(Figure data in JSON)
## BEGIN
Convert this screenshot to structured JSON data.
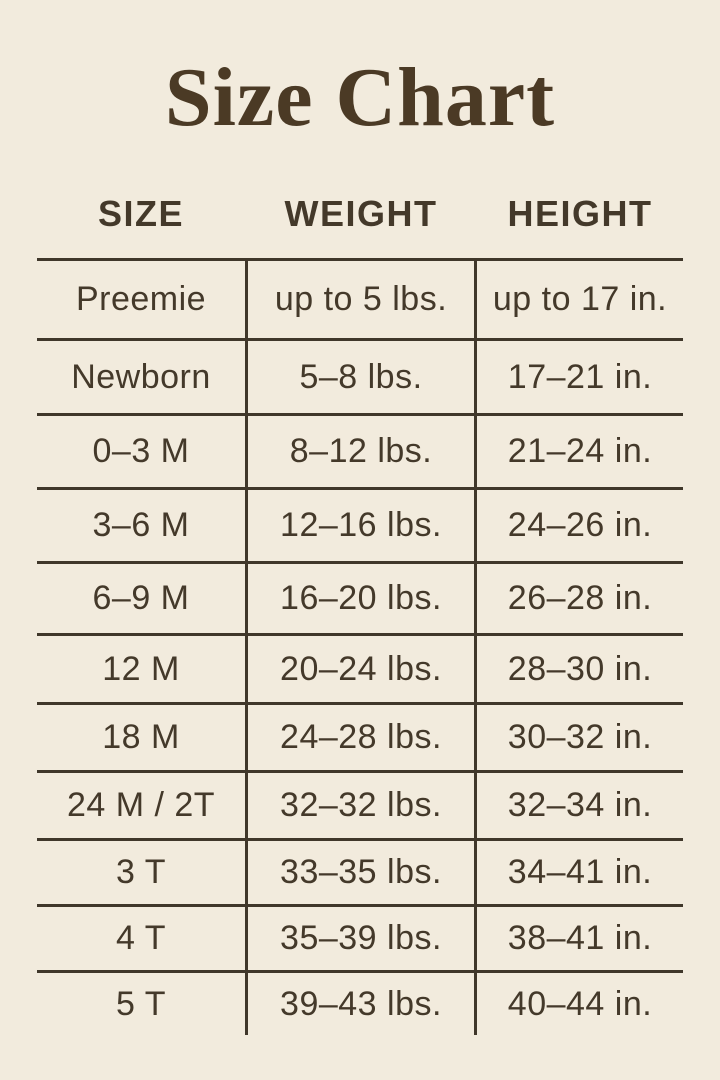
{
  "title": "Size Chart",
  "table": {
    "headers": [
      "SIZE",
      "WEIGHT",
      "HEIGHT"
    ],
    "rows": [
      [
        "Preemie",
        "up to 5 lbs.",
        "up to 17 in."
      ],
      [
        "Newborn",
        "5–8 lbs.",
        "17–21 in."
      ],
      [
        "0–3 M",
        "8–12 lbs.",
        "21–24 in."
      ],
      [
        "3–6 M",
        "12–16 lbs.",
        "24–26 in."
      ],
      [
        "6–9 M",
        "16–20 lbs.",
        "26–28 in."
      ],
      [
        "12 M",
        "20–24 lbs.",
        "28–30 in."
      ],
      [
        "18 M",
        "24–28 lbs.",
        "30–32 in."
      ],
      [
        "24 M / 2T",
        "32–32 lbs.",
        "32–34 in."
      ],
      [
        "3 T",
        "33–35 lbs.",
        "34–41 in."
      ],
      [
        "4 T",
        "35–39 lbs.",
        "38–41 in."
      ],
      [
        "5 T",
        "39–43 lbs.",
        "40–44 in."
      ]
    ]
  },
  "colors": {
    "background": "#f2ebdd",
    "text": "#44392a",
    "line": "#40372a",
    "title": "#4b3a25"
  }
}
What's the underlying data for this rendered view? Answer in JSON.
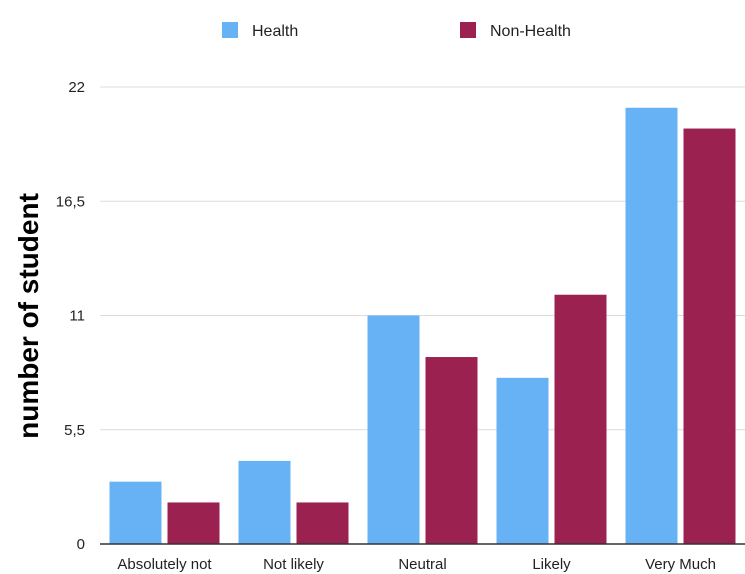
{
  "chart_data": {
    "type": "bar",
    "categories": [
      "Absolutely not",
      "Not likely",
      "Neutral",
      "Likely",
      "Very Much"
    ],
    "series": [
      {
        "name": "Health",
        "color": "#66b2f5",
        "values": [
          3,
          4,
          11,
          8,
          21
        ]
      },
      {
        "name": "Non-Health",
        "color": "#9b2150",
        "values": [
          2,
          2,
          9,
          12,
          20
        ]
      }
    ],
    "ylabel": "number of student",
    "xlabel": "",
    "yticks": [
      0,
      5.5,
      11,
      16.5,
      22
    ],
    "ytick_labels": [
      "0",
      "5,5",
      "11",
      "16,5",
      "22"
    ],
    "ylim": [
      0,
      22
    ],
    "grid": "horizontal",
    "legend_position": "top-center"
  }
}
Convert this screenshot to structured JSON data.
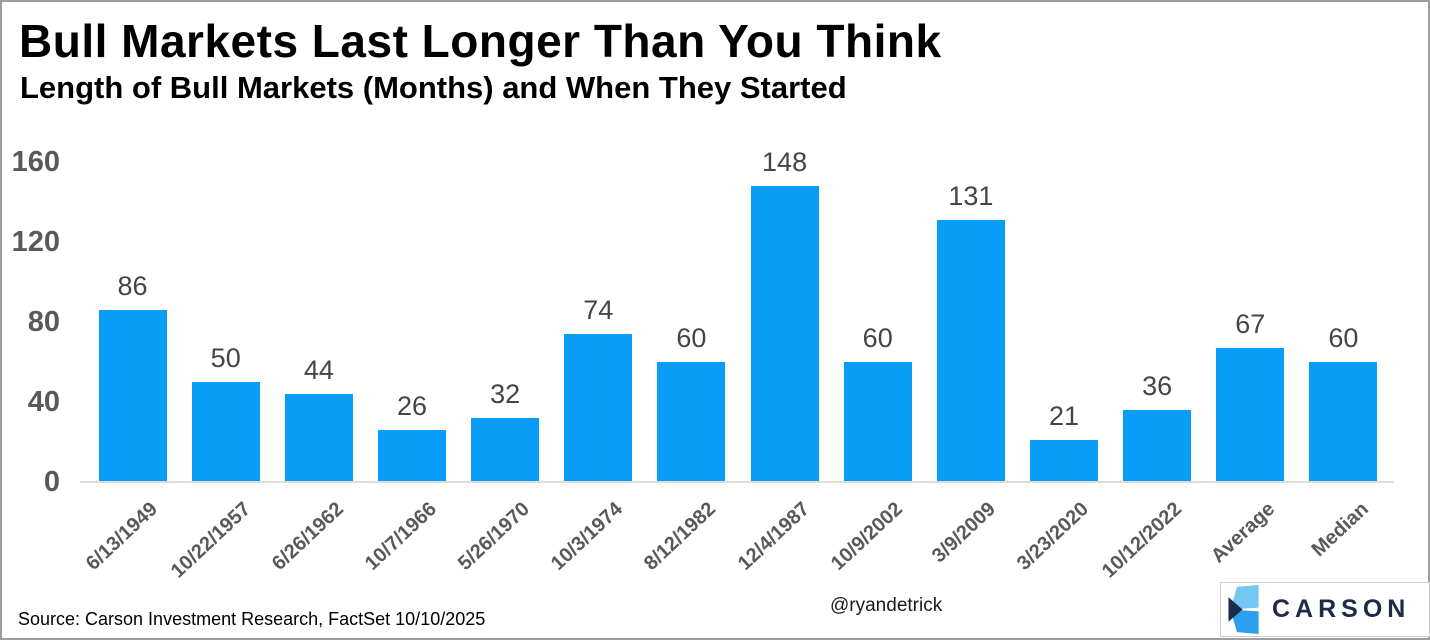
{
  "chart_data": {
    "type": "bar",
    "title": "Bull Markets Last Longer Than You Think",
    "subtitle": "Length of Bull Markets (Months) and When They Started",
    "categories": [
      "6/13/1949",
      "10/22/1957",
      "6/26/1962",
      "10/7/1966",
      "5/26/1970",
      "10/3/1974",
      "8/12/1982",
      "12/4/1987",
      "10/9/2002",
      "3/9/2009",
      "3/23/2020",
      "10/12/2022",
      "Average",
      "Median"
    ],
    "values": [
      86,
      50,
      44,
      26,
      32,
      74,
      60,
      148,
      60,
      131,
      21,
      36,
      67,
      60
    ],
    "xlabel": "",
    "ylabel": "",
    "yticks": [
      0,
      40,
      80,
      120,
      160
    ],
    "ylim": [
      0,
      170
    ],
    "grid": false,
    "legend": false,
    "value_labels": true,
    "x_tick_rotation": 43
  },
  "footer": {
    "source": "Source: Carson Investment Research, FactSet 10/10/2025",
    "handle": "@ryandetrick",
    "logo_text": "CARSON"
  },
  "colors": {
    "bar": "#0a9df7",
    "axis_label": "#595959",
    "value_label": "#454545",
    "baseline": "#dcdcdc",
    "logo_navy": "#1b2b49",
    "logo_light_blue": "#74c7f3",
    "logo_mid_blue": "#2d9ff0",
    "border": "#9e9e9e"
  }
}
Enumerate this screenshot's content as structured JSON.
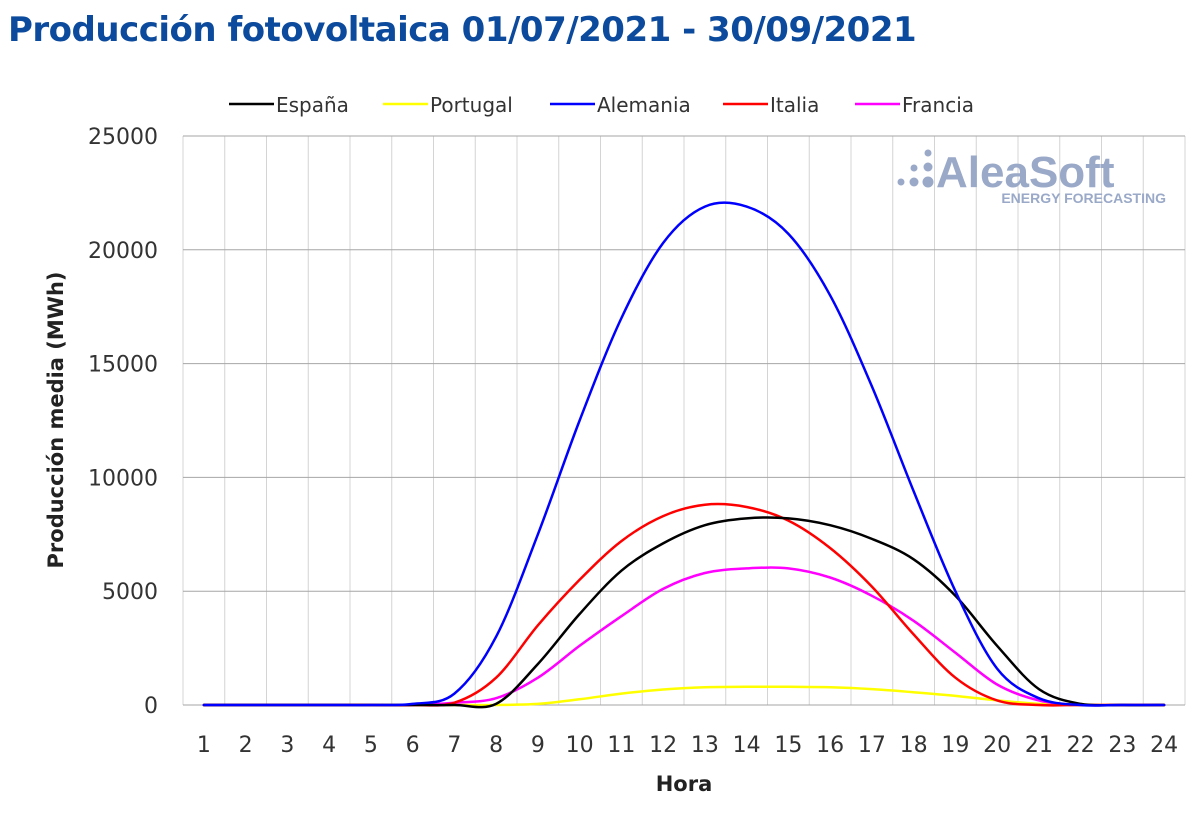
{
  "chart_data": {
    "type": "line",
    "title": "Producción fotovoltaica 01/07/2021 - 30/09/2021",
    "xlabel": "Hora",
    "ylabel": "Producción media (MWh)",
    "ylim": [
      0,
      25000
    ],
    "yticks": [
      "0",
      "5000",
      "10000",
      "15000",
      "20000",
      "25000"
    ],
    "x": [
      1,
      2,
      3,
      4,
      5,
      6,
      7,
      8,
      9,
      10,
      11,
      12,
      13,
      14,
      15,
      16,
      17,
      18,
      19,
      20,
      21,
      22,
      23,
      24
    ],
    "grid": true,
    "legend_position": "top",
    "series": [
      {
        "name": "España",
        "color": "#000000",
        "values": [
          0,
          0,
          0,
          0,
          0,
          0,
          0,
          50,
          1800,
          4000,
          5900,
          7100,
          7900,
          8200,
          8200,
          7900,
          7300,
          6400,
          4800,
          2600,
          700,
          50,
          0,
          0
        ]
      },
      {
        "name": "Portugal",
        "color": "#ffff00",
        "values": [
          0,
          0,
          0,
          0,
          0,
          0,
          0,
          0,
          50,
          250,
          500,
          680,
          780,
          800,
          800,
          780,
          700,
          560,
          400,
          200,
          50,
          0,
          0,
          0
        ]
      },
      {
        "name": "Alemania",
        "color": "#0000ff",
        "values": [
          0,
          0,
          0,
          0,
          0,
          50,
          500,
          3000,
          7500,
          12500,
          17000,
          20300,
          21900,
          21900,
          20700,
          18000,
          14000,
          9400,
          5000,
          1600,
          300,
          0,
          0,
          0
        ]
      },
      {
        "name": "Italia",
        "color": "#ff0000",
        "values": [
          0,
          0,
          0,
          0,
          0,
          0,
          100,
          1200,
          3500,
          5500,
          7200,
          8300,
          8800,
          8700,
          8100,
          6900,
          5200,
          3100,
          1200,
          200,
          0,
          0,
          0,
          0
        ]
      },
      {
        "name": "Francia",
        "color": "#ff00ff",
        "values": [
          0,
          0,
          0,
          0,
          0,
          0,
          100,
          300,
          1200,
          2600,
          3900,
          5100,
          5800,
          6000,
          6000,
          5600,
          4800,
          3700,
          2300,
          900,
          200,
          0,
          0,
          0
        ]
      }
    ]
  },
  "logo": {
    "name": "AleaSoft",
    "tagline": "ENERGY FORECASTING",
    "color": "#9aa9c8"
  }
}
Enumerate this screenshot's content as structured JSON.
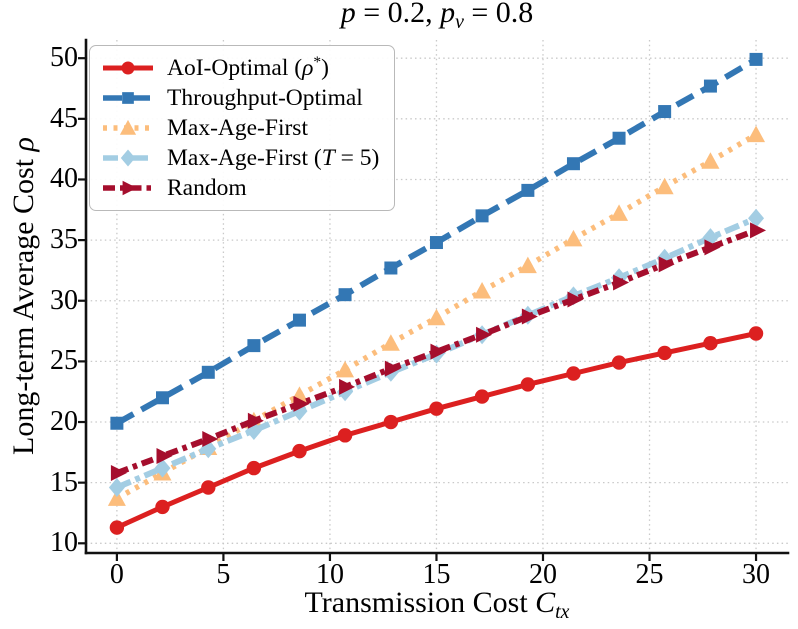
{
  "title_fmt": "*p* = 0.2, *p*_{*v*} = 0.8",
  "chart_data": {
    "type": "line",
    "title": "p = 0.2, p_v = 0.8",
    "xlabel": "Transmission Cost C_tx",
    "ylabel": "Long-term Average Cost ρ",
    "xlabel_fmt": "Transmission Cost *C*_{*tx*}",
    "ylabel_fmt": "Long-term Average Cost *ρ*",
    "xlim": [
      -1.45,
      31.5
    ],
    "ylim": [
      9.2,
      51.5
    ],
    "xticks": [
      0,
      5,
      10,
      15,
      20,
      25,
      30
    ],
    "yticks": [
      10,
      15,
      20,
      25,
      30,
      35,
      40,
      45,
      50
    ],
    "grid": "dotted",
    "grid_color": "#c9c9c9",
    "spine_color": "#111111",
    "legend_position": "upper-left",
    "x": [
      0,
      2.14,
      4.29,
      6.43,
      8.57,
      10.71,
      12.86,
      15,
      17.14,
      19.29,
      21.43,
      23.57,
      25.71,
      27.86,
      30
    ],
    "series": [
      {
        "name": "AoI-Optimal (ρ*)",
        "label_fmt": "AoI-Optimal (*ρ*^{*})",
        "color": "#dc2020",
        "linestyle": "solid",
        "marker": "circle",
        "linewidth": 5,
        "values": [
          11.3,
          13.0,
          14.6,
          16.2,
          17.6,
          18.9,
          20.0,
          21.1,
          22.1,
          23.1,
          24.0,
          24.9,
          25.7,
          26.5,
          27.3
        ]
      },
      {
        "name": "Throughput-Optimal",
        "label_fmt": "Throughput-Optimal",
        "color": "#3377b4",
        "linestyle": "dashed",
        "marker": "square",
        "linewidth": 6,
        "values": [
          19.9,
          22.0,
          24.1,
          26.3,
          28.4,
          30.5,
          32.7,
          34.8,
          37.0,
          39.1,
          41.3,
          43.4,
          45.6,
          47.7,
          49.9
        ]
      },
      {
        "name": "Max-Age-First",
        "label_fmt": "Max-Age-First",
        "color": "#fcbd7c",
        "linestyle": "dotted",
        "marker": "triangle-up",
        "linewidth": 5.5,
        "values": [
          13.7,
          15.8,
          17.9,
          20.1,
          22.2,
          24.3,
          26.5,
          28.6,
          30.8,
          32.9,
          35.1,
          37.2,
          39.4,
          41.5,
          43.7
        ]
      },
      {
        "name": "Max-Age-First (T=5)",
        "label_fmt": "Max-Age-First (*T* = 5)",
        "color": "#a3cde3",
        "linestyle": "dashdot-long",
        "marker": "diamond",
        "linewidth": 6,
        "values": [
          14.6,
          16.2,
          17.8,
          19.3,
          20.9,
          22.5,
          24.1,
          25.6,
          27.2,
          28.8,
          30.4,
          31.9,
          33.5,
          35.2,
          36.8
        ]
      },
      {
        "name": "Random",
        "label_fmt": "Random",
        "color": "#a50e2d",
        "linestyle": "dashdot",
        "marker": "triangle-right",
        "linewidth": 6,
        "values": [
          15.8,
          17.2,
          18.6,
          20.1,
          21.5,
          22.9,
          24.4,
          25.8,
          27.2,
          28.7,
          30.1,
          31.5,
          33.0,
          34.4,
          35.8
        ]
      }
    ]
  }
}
## END
*Goal:* Pull every line containing "Cost" from the data.

*Solution to the exercise:*
    "xlabel": "Transmission Cost C_tx",
    "ylabel": "Long-term Average Cost ρ",
    "xlabel_fmt": "Transmission Cost *C*_{*tx*}",
    "ylabel_fmt": "Long-term Average Cost *ρ*",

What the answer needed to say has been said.